[begin Material for this task]

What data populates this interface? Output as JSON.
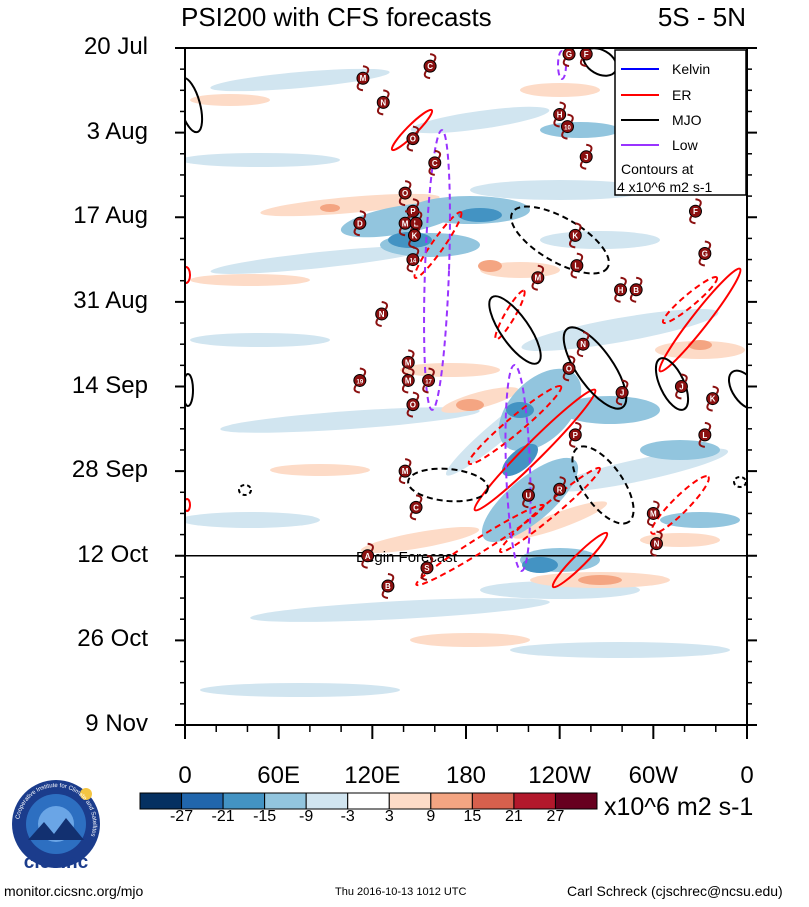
{
  "chart_data": {
    "type": "heatmap",
    "title": "PSI200 with CFS forecasts",
    "region": "5S - 5N",
    "y_tick_labels": [
      "20 Jul",
      "3 Aug",
      "17 Aug",
      "31 Aug",
      "14 Sep",
      "28 Sep",
      "12 Oct",
      "26 Oct",
      "9 Nov"
    ],
    "x_tick_labels": [
      "0",
      "60E",
      "120E",
      "180",
      "120W",
      "60W",
      "0"
    ],
    "x_range_deg_east": [
      0,
      360
    ],
    "y_range_days_since_20Jul": [
      0,
      112
    ],
    "forecast_start": {
      "day": 84,
      "label": "Begin Forecast"
    },
    "colorbar": {
      "levels": [
        "-27",
        "-21",
        "-15",
        "-9",
        "-3",
        "3",
        "9",
        "15",
        "21",
        "27"
      ],
      "colors": [
        "#053061",
        "#2166ac",
        "#4393c3",
        "#92c5de",
        "#d1e5f0",
        "#ffffff",
        "#fddbc7",
        "#f4a582",
        "#d6604d",
        "#b2182b",
        "#67001f"
      ],
      "units": "x10^6 m2 s-1"
    },
    "legend": {
      "entries": [
        {
          "label": "Kelvin",
          "color": "#0000ff"
        },
        {
          "label": "ER",
          "color": "#ff0000"
        },
        {
          "label": "MJO",
          "color": "#000000"
        },
        {
          "label": "Low",
          "color": "#9933ff"
        }
      ],
      "note_line1": "Contours at",
      "note_line2": "4 x10^6 m2 s-1",
      "placement": "top-right"
    },
    "storms": [
      {
        "id": "G",
        "lon": 246,
        "day": 1
      },
      {
        "id": "F",
        "lon": 257,
        "day": 1
      },
      {
        "id": "C",
        "lon": 157,
        "day": 3
      },
      {
        "id": "M",
        "lon": 114,
        "day": 5
      },
      {
        "id": "N",
        "lon": 127,
        "day": 9
      },
      {
        "id": "H",
        "lon": 240,
        "day": 11
      },
      {
        "id": "10",
        "lon": 245,
        "day": 13
      },
      {
        "id": "O",
        "lon": 146,
        "day": 15
      },
      {
        "id": "J",
        "lon": 257,
        "day": 18
      },
      {
        "id": "C",
        "lon": 160,
        "day": 19
      },
      {
        "id": "O",
        "lon": 141,
        "day": 24
      },
      {
        "id": "P",
        "lon": 146,
        "day": 27
      },
      {
        "id": "F",
        "lon": 327,
        "day": 27
      },
      {
        "id": "D",
        "lon": 112,
        "day": 29
      },
      {
        "id": "M",
        "lon": 141,
        "day": 29
      },
      {
        "id": "L",
        "lon": 148,
        "day": 29
      },
      {
        "id": "K",
        "lon": 147,
        "day": 31
      },
      {
        "id": "K",
        "lon": 250,
        "day": 31
      },
      {
        "id": "G",
        "lon": 333,
        "day": 34
      },
      {
        "id": "14",
        "lon": 146,
        "day": 35
      },
      {
        "id": "L",
        "lon": 251,
        "day": 36
      },
      {
        "id": "M",
        "lon": 226,
        "day": 38
      },
      {
        "id": "H",
        "lon": 279,
        "day": 40
      },
      {
        "id": "B",
        "lon": 289,
        "day": 40
      },
      {
        "id": "N",
        "lon": 126,
        "day": 44
      },
      {
        "id": "N",
        "lon": 255,
        "day": 49
      },
      {
        "id": "M",
        "lon": 143,
        "day": 52
      },
      {
        "id": "O",
        "lon": 246,
        "day": 53
      },
      {
        "id": "19",
        "lon": 112,
        "day": 55
      },
      {
        "id": "M",
        "lon": 143,
        "day": 55
      },
      {
        "id": "17",
        "lon": 156,
        "day": 55
      },
      {
        "id": "J",
        "lon": 318,
        "day": 56
      },
      {
        "id": "J",
        "lon": 280,
        "day": 57
      },
      {
        "id": "K",
        "lon": 338,
        "day": 58
      },
      {
        "id": "O",
        "lon": 146,
        "day": 59
      },
      {
        "id": "L",
        "lon": 333,
        "day": 64
      },
      {
        "id": "P",
        "lon": 250,
        "day": 64
      },
      {
        "id": "M",
        "lon": 141,
        "day": 70
      },
      {
        "id": "R",
        "lon": 240,
        "day": 73
      },
      {
        "id": "U",
        "lon": 220,
        "day": 74
      },
      {
        "id": "C",
        "lon": 148,
        "day": 76
      },
      {
        "id": "M",
        "lon": 300,
        "day": 77
      },
      {
        "id": "N",
        "lon": 302,
        "day": 82
      },
      {
        "id": "A",
        "lon": 117,
        "day": 84
      },
      {
        "id": "S",
        "lon": 155,
        "day": 86
      },
      {
        "id": "B",
        "lon": 130,
        "day": 89
      }
    ]
  },
  "footer": {
    "site": "monitor.cicsnc.org/mjo",
    "timestamp": "Thu 2016-10-13 1012 UTC",
    "author": "Carl Schreck (cjschrec@ncsu.edu)",
    "logo_text": "cics.nc",
    "logo_ring_text": "Cooperative Institute for Climate and Satellites"
  }
}
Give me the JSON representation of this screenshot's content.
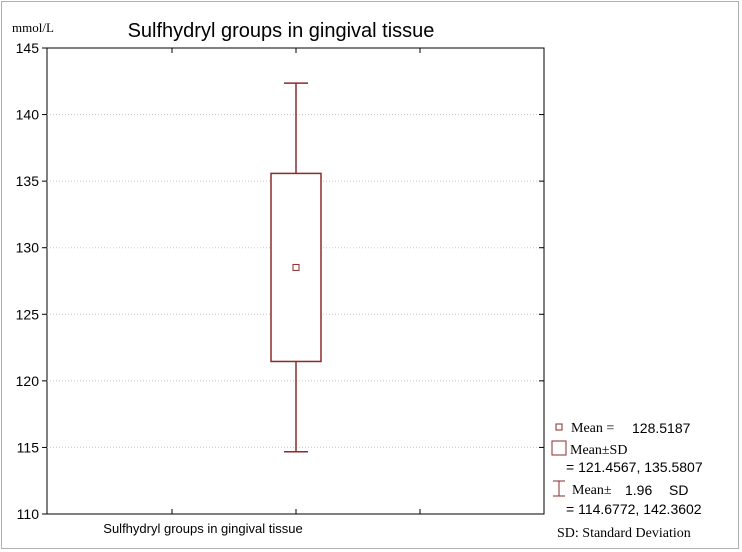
{
  "chart_data": {
    "type": "box",
    "title": "Sulfhydryl groups in gingival tissue",
    "ylabel": "mmol/L",
    "xlabel": "",
    "ylim": [
      110,
      145
    ],
    "yticks": [
      110,
      115,
      120,
      125,
      130,
      135,
      140,
      145
    ],
    "grid": true,
    "categories": [
      "Sulfhydryl groups in gingival tissue"
    ],
    "series": [
      {
        "mean": 128.5187,
        "sd_low": 121.4567,
        "sd_high": 135.5807,
        "ci_low": 114.6772,
        "ci_high": 142.3602
      }
    ],
    "legend": {
      "position": "bottom-right",
      "mean_label": "Mean =",
      "mean_value": "128.5187",
      "box_label": "Mean±SD",
      "box_value": "=   121.4567, 135.5807",
      "whisker_label": "Mean±",
      "whisker_mult": "1.96",
      "whisker_sd": "SD",
      "whisker_value": "=   114.6772, 142.3602",
      "footnote": "SD: Standard Deviation"
    },
    "colors": {
      "box": "#8b2a2a",
      "grid": "#c8c8c8",
      "axis": "#000000"
    }
  }
}
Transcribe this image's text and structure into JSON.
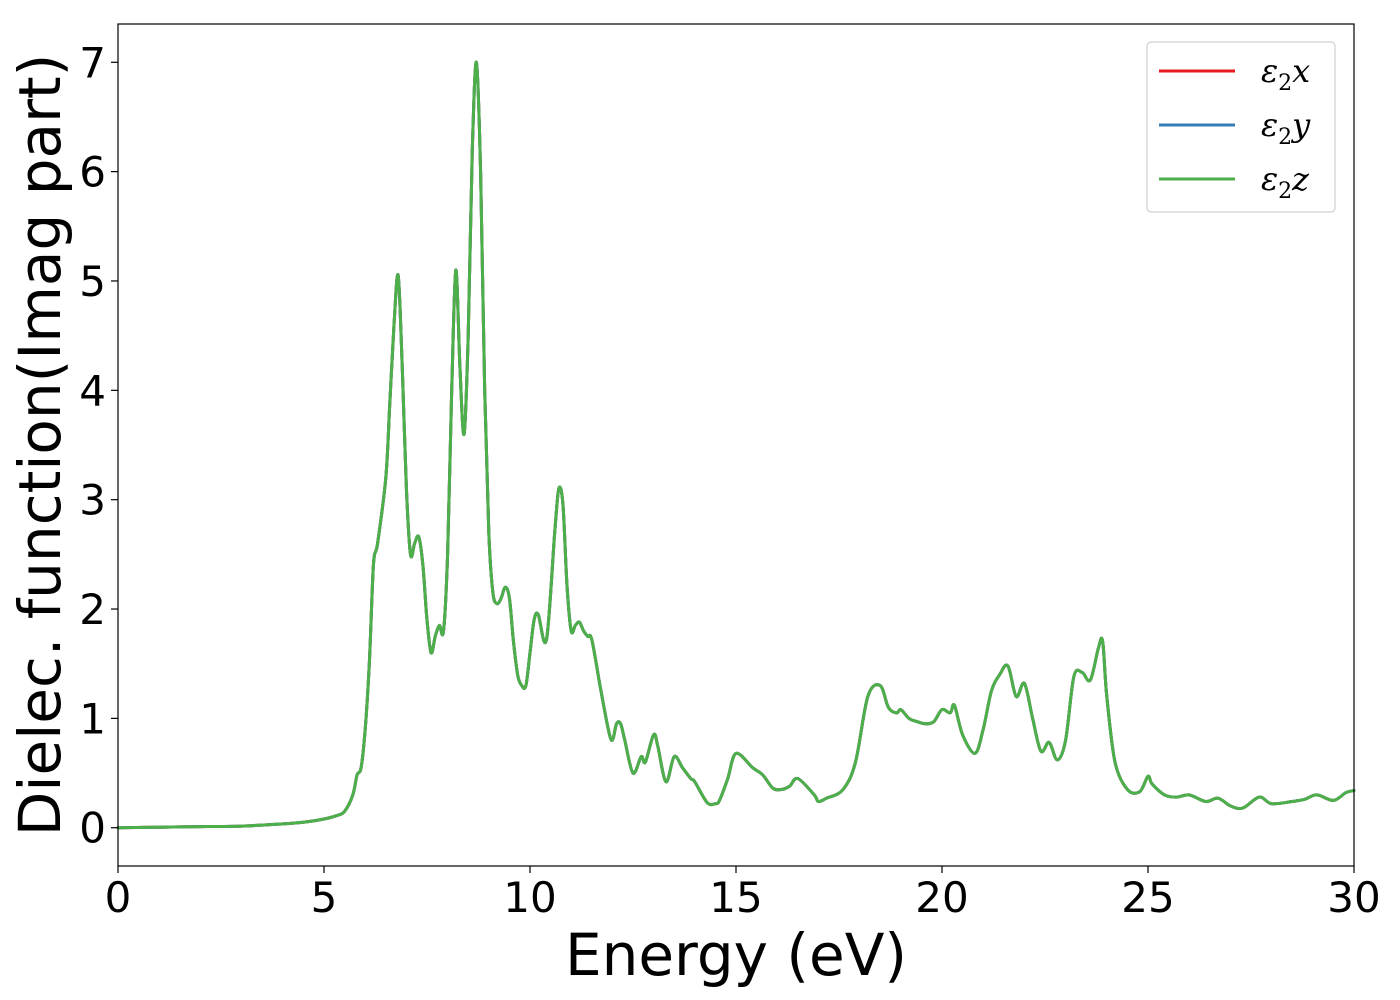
{
  "chart_data": {
    "type": "line",
    "xlabel": "Energy (eV)",
    "ylabel": "Dielec. function(Imag part)",
    "xlim": [
      0,
      30
    ],
    "ylim": [
      -0.35,
      7.35
    ],
    "xticks": [
      0,
      5,
      10,
      15,
      20,
      25,
      30
    ],
    "yticks": [
      0,
      1,
      2,
      3,
      4,
      5,
      6,
      7
    ],
    "grid": false,
    "legend_position": "top-right",
    "colors": {
      "x": "#e41a1c",
      "y": "#377eb8",
      "z": "#4daf4a"
    },
    "legend": [
      {
        "key": "x",
        "symbol": "ε",
        "sub": "2",
        "suffix": "x"
      },
      {
        "key": "y",
        "symbol": "ε",
        "sub": "2",
        "suffix": "y"
      },
      {
        "key": "z",
        "symbol": "ε",
        "sub": "2",
        "suffix": "z"
      }
    ],
    "x": [
      0,
      1,
      2,
      3,
      4,
      4.5,
      5,
      5.3,
      5.5,
      5.7,
      5.8,
      5.9,
      6.0,
      6.1,
      6.2,
      6.3,
      6.5,
      6.6,
      6.7,
      6.8,
      6.9,
      7.0,
      7.1,
      7.2,
      7.3,
      7.4,
      7.5,
      7.6,
      7.7,
      7.8,
      7.9,
      8.0,
      8.1,
      8.2,
      8.3,
      8.4,
      8.5,
      8.6,
      8.7,
      8.8,
      8.9,
      9.0,
      9.1,
      9.2,
      9.3,
      9.4,
      9.5,
      9.6,
      9.7,
      9.8,
      9.9,
      10.0,
      10.1,
      10.2,
      10.4,
      10.6,
      10.7,
      10.8,
      10.9,
      11.0,
      11.1,
      11.2,
      11.3,
      11.4,
      11.5,
      11.7,
      11.9,
      12.0,
      12.1,
      12.2,
      12.3,
      12.5,
      12.7,
      12.8,
      13.0,
      13.1,
      13.3,
      13.5,
      13.7,
      13.9,
      14.0,
      14.3,
      14.5,
      14.6,
      14.8,
      15.0,
      15.4,
      15.6,
      15.7,
      15.9,
      16.1,
      16.3,
      16.5,
      16.9,
      17.0,
      17.2,
      17.6,
      17.9,
      18.2,
      18.5,
      18.7,
      18.9,
      19.0,
      19.2,
      19.4,
      19.6,
      19.8,
      20.0,
      20.2,
      20.3,
      20.5,
      20.8,
      21.0,
      21.2,
      21.4,
      21.6,
      21.8,
      22.0,
      22.2,
      22.4,
      22.6,
      22.8,
      23.0,
      23.2,
      23.4,
      23.6,
      23.8,
      23.9,
      24.0,
      24.2,
      24.5,
      24.8,
      25.0,
      25.1,
      25.4,
      25.7,
      26.0,
      26.4,
      26.7,
      27.0,
      27.3,
      27.7,
      28.0,
      28.5,
      28.8,
      29.1,
      29.5,
      29.8,
      30.0
    ],
    "series": [
      {
        "key": "x",
        "values": [
          0.0,
          0.005,
          0.01,
          0.015,
          0.035,
          0.05,
          0.08,
          0.11,
          0.15,
          0.3,
          0.48,
          0.55,
          0.9,
          1.5,
          2.4,
          2.6,
          3.2,
          3.9,
          4.6,
          5.05,
          4.2,
          3.1,
          2.5,
          2.6,
          2.66,
          2.4,
          1.9,
          1.6,
          1.75,
          1.85,
          1.8,
          2.5,
          4.0,
          5.1,
          4.2,
          3.6,
          4.5,
          6.2,
          7.0,
          6.0,
          4.0,
          2.7,
          2.15,
          2.05,
          2.1,
          2.2,
          2.1,
          1.7,
          1.4,
          1.3,
          1.3,
          1.6,
          1.9,
          1.95,
          1.72,
          2.7,
          3.1,
          2.95,
          2.2,
          1.8,
          1.85,
          1.88,
          1.8,
          1.75,
          1.72,
          1.3,
          0.9,
          0.8,
          0.95,
          0.95,
          0.8,
          0.5,
          0.65,
          0.6,
          0.85,
          0.75,
          0.42,
          0.65,
          0.55,
          0.45,
          0.42,
          0.23,
          0.22,
          0.25,
          0.45,
          0.68,
          0.55,
          0.5,
          0.46,
          0.36,
          0.35,
          0.38,
          0.45,
          0.3,
          0.24,
          0.27,
          0.35,
          0.6,
          1.2,
          1.3,
          1.1,
          1.05,
          1.08,
          1.0,
          0.97,
          0.95,
          0.97,
          1.08,
          1.05,
          1.12,
          0.85,
          0.68,
          0.9,
          1.25,
          1.4,
          1.48,
          1.2,
          1.32,
          1.0,
          0.7,
          0.78,
          0.62,
          0.8,
          1.38,
          1.42,
          1.35,
          1.65,
          1.7,
          1.2,
          0.6,
          0.35,
          0.33,
          0.47,
          0.4,
          0.3,
          0.28,
          0.3,
          0.24,
          0.27,
          0.2,
          0.18,
          0.28,
          0.22,
          0.24,
          0.26,
          0.3,
          0.25,
          0.32,
          0.34
        ]
      },
      {
        "key": "y",
        "values": [
          0.0,
          0.005,
          0.01,
          0.015,
          0.035,
          0.05,
          0.08,
          0.11,
          0.15,
          0.3,
          0.48,
          0.55,
          0.9,
          1.5,
          2.4,
          2.6,
          3.2,
          3.9,
          4.6,
          5.05,
          4.2,
          3.1,
          2.5,
          2.6,
          2.66,
          2.4,
          1.9,
          1.6,
          1.75,
          1.85,
          1.8,
          2.5,
          4.0,
          5.1,
          4.2,
          3.6,
          4.5,
          6.2,
          7.0,
          6.0,
          4.0,
          2.7,
          2.15,
          2.05,
          2.1,
          2.2,
          2.1,
          1.7,
          1.4,
          1.3,
          1.3,
          1.6,
          1.9,
          1.95,
          1.72,
          2.7,
          3.1,
          2.95,
          2.2,
          1.8,
          1.85,
          1.88,
          1.8,
          1.75,
          1.72,
          1.3,
          0.9,
          0.8,
          0.95,
          0.95,
          0.8,
          0.5,
          0.65,
          0.6,
          0.85,
          0.75,
          0.42,
          0.65,
          0.55,
          0.45,
          0.42,
          0.23,
          0.22,
          0.25,
          0.45,
          0.68,
          0.55,
          0.5,
          0.46,
          0.36,
          0.35,
          0.38,
          0.45,
          0.3,
          0.24,
          0.27,
          0.35,
          0.6,
          1.2,
          1.3,
          1.1,
          1.05,
          1.08,
          1.0,
          0.97,
          0.95,
          0.97,
          1.08,
          1.05,
          1.12,
          0.85,
          0.68,
          0.9,
          1.25,
          1.4,
          1.48,
          1.2,
          1.32,
          1.0,
          0.7,
          0.78,
          0.62,
          0.8,
          1.38,
          1.42,
          1.35,
          1.65,
          1.7,
          1.2,
          0.6,
          0.35,
          0.33,
          0.47,
          0.4,
          0.3,
          0.28,
          0.3,
          0.24,
          0.27,
          0.2,
          0.18,
          0.28,
          0.22,
          0.24,
          0.26,
          0.3,
          0.25,
          0.32,
          0.34
        ]
      },
      {
        "key": "z",
        "values": [
          0.0,
          0.005,
          0.01,
          0.015,
          0.035,
          0.05,
          0.08,
          0.11,
          0.15,
          0.3,
          0.48,
          0.55,
          0.9,
          1.5,
          2.4,
          2.6,
          3.2,
          3.9,
          4.6,
          5.05,
          4.2,
          3.1,
          2.5,
          2.6,
          2.66,
          2.4,
          1.9,
          1.6,
          1.75,
          1.85,
          1.8,
          2.5,
          4.0,
          5.1,
          4.2,
          3.6,
          4.5,
          6.2,
          7.0,
          6.0,
          4.0,
          2.7,
          2.15,
          2.05,
          2.1,
          2.2,
          2.1,
          1.7,
          1.4,
          1.3,
          1.3,
          1.6,
          1.9,
          1.95,
          1.72,
          2.7,
          3.1,
          2.95,
          2.2,
          1.8,
          1.85,
          1.88,
          1.8,
          1.75,
          1.72,
          1.3,
          0.9,
          0.8,
          0.95,
          0.95,
          0.8,
          0.5,
          0.65,
          0.6,
          0.85,
          0.75,
          0.42,
          0.65,
          0.55,
          0.45,
          0.42,
          0.23,
          0.22,
          0.25,
          0.45,
          0.68,
          0.55,
          0.5,
          0.46,
          0.36,
          0.35,
          0.38,
          0.45,
          0.3,
          0.24,
          0.27,
          0.35,
          0.6,
          1.2,
          1.3,
          1.1,
          1.05,
          1.08,
          1.0,
          0.97,
          0.95,
          0.97,
          1.08,
          1.05,
          1.12,
          0.85,
          0.68,
          0.9,
          1.25,
          1.4,
          1.48,
          1.2,
          1.32,
          1.0,
          0.7,
          0.78,
          0.62,
          0.8,
          1.38,
          1.42,
          1.35,
          1.65,
          1.7,
          1.2,
          0.6,
          0.35,
          0.33,
          0.47,
          0.4,
          0.3,
          0.28,
          0.3,
          0.24,
          0.27,
          0.2,
          0.18,
          0.28,
          0.22,
          0.24,
          0.26,
          0.3,
          0.25,
          0.32,
          0.34
        ]
      }
    ]
  }
}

[end Material for this task]

* [Goal]
Identify the lines of the entries containing the string "title". Copy each such line.

* [Correct answer]
    "title": "PSI200 with CFS forecasts",
    "title": "Sulfhydryl groups in gingival tissue",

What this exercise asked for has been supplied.